Without including the pictures, copy out every line below.

** begin EXCERPTED DATA **

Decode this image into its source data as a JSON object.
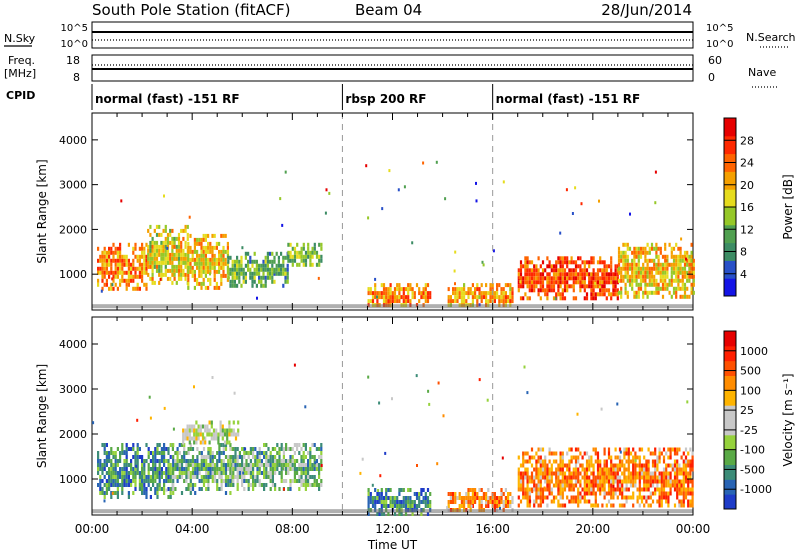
{
  "header": {
    "station": "South Pole Station (fitACF)",
    "beam": "Beam 04",
    "date": "28/Jun/2014"
  },
  "top_panels": {
    "nsky_label": "N.Sky",
    "nsearch_label": "N.Search",
    "noise_ticks": [
      "10^5",
      "10^0"
    ],
    "freq_label_line1": "Freq.",
    "freq_label_line2": "[MHz]",
    "freq_ticks": [
      "18",
      "8"
    ],
    "nave_label": "Nave",
    "nave_ticks": [
      "60",
      "0"
    ],
    "cpid_label": "CPID",
    "cpid_segments": [
      {
        "label": "normal (fast) -151 RF",
        "start_hour": 0,
        "end_hour": 10
      },
      {
        "label": "rbsp 200 RF",
        "start_hour": 10,
        "end_hour": 16
      },
      {
        "label": "normal (fast) -151 RF",
        "start_hour": 16,
        "end_hour": 24
      }
    ]
  },
  "colorbars": {
    "power": {
      "label": "Power [dB]",
      "ticks": [
        "4",
        "8",
        "12",
        "16",
        "20",
        "24",
        "28"
      ],
      "colors": [
        "#1414e6",
        "#2850c8",
        "#3c8c64",
        "#50a050",
        "#96c828",
        "#e6dc1e",
        "#f5a000",
        "#ff6400",
        "#ff2800",
        "#e60000"
      ]
    },
    "velocity": {
      "label": "Velocity [m s⁻¹]",
      "ticks": [
        "1000",
        "500",
        "100",
        "25",
        "-25",
        "-100",
        "-500",
        "-1000"
      ],
      "colors": [
        "#1e3cc8",
        "#2864b4",
        "#3c8c78",
        "#5aaa46",
        "#96d23c",
        "#c8c8c8",
        "#c8c8c8",
        "#ffb400",
        "#ff8c00",
        "#ff5000",
        "#ff1e00",
        "#e60000"
      ]
    }
  },
  "chart_data": [
    {
      "type": "heatmap",
      "name": "power",
      "ylabel": "Slant Range [km]",
      "yticks": [
        "1000",
        "2000",
        "3000",
        "4000"
      ],
      "ylim": [
        200,
        4600
      ],
      "xlim": [
        0,
        24
      ],
      "regions": [
        {
          "t0": 0.2,
          "t1": 2.2,
          "r0": 700,
          "r1": 1700,
          "level": 0.72
        },
        {
          "t0": 2.2,
          "t1": 3.8,
          "r0": 800,
          "r1": 2100,
          "level": 0.55
        },
        {
          "t0": 3.8,
          "t1": 5.4,
          "r0": 700,
          "r1": 1900,
          "level": 0.6
        },
        {
          "t0": 5.4,
          "t1": 7.8,
          "r0": 700,
          "r1": 1500,
          "level": 0.35
        },
        {
          "t0": 7.8,
          "t1": 9.2,
          "r0": 1200,
          "r1": 1700,
          "level": 0.4
        },
        {
          "t0": 11.0,
          "t1": 13.5,
          "r0": 300,
          "r1": 800,
          "level": 0.7
        },
        {
          "t0": 14.2,
          "t1": 16.8,
          "r0": 300,
          "r1": 800,
          "level": 0.65
        },
        {
          "t0": 17.0,
          "t1": 21.0,
          "r0": 500,
          "r1": 1400,
          "level": 0.8
        },
        {
          "t0": 21.0,
          "t1": 24.0,
          "r0": 500,
          "r1": 1700,
          "level": 0.6
        }
      ]
    },
    {
      "type": "heatmap",
      "name": "velocity",
      "ylabel": "Slant Range [km]",
      "yticks": [
        "1000",
        "2000",
        "3000",
        "4000"
      ],
      "ylim": [
        200,
        4600
      ],
      "xlim": [
        0,
        24
      ],
      "xticks": [
        "00:00",
        "04:00",
        "08:00",
        "12:00",
        "16:00",
        "20:00",
        "00:00"
      ],
      "xlabel": "Time UT",
      "regions": [
        {
          "t0": 0.2,
          "t1": 3.2,
          "r0": 600,
          "r1": 1800,
          "level": 0.22
        },
        {
          "t0": 3.2,
          "t1": 5.6,
          "r0": 700,
          "r1": 1800,
          "level": 0.3
        },
        {
          "t0": 3.6,
          "t1": 5.8,
          "r0": 1800,
          "r1": 2300,
          "level": 0.48
        },
        {
          "t0": 5.6,
          "t1": 9.2,
          "r0": 800,
          "r1": 1800,
          "level": 0.32
        },
        {
          "t0": 11.0,
          "t1": 13.5,
          "r0": 200,
          "r1": 800,
          "level": 0.2
        },
        {
          "t0": 14.2,
          "t1": 16.8,
          "r0": 300,
          "r1": 800,
          "level": 0.7
        },
        {
          "t0": 17.0,
          "t1": 24.0,
          "r0": 400,
          "r1": 1700,
          "level": 0.72
        }
      ]
    }
  ]
}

** end EXCERPTED DATA **

> **THE ANSWER**:
Decode this image into its source data as a JSON object.
{
  "header": {
    "station": "South Pole Station (fitACF)",
    "beam": "Beam 04",
    "date": "28/Jun/2014"
  },
  "top_panels": {
    "nsky_label": "N.Sky",
    "nsearch_label": "N.Search",
    "noise_ticks": [
      "10^5",
      "10^0"
    ],
    "freq_label_line1": "Freq.",
    "freq_label_line2": "[MHz]",
    "freq_ticks": [
      "18",
      "8"
    ],
    "nave_label": "Nave",
    "nave_ticks": [
      "60",
      "0"
    ],
    "cpid_label": "CPID",
    "cpid_segments": [
      {
        "label": "normal (fast) -151 RF",
        "start_hour": 0,
        "end_hour": 10
      },
      {
        "label": "rbsp 200 RF",
        "start_hour": 10,
        "end_hour": 16
      },
      {
        "label": "normal (fast) -151 RF",
        "start_hour": 16,
        "end_hour": 24
      }
    ]
  },
  "colorbars": {
    "power": {
      "label": "Power [dB]",
      "ticks": [
        "4",
        "8",
        "12",
        "16",
        "20",
        "24",
        "28"
      ],
      "colors": [
        "#1414e6",
        "#2850c8",
        "#3c8c64",
        "#50a050",
        "#96c828",
        "#e6dc1e",
        "#f5a000",
        "#ff6400",
        "#ff2800",
        "#e60000"
      ]
    },
    "velocity": {
      "label": "Velocity [m s⁻¹]",
      "ticks": [
        "1000",
        "500",
        "100",
        "25",
        "-25",
        "-100",
        "-500",
        "-1000"
      ],
      "colors": [
        "#1e3cc8",
        "#2864b4",
        "#3c8c78",
        "#5aaa46",
        "#96d23c",
        "#c8c8c8",
        "#c8c8c8",
        "#ffb400",
        "#ff8c00",
        "#ff5000",
        "#ff1e00",
        "#e60000"
      ]
    }
  },
  "chart_data": [
    {
      "type": "heatmap",
      "name": "power",
      "ylabel": "Slant Range [km]",
      "yticks": [
        "1000",
        "2000",
        "3000",
        "4000"
      ],
      "ylim": [
        200,
        4600
      ],
      "xlim": [
        0,
        24
      ],
      "regions": [
        {
          "t0": 0.2,
          "t1": 2.2,
          "r0": 700,
          "r1": 1700,
          "level": 0.72
        },
        {
          "t0": 2.2,
          "t1": 3.8,
          "r0": 800,
          "r1": 2100,
          "level": 0.55
        },
        {
          "t0": 3.8,
          "t1": 5.4,
          "r0": 700,
          "r1": 1900,
          "level": 0.6
        },
        {
          "t0": 5.4,
          "t1": 7.8,
          "r0": 700,
          "r1": 1500,
          "level": 0.35
        },
        {
          "t0": 7.8,
          "t1": 9.2,
          "r0": 1200,
          "r1": 1700,
          "level": 0.4
        },
        {
          "t0": 11.0,
          "t1": 13.5,
          "r0": 300,
          "r1": 800,
          "level": 0.7
        },
        {
          "t0": 14.2,
          "t1": 16.8,
          "r0": 300,
          "r1": 800,
          "level": 0.65
        },
        {
          "t0": 17.0,
          "t1": 21.0,
          "r0": 500,
          "r1": 1400,
          "level": 0.8
        },
        {
          "t0": 21.0,
          "t1": 24.0,
          "r0": 500,
          "r1": 1700,
          "level": 0.6
        }
      ]
    },
    {
      "type": "heatmap",
      "name": "velocity",
      "ylabel": "Slant Range [km]",
      "yticks": [
        "1000",
        "2000",
        "3000",
        "4000"
      ],
      "ylim": [
        200,
        4600
      ],
      "xlim": [
        0,
        24
      ],
      "xticks": [
        "00:00",
        "04:00",
        "08:00",
        "12:00",
        "16:00",
        "20:00",
        "00:00"
      ],
      "xlabel": "Time UT",
      "regions": [
        {
          "t0": 0.2,
          "t1": 3.2,
          "r0": 600,
          "r1": 1800,
          "level": 0.22
        },
        {
          "t0": 3.2,
          "t1": 5.6,
          "r0": 700,
          "r1": 1800,
          "level": 0.3
        },
        {
          "t0": 3.6,
          "t1": 5.8,
          "r0": 1800,
          "r1": 2300,
          "level": 0.48
        },
        {
          "t0": 5.6,
          "t1": 9.2,
          "r0": 800,
          "r1": 1800,
          "level": 0.32
        },
        {
          "t0": 11.0,
          "t1": 13.5,
          "r0": 200,
          "r1": 800,
          "level": 0.2
        },
        {
          "t0": 14.2,
          "t1": 16.8,
          "r0": 300,
          "r1": 800,
          "level": 0.7
        },
        {
          "t0": 17.0,
          "t1": 24.0,
          "r0": 400,
          "r1": 1700,
          "level": 0.72
        }
      ]
    }
  ]
}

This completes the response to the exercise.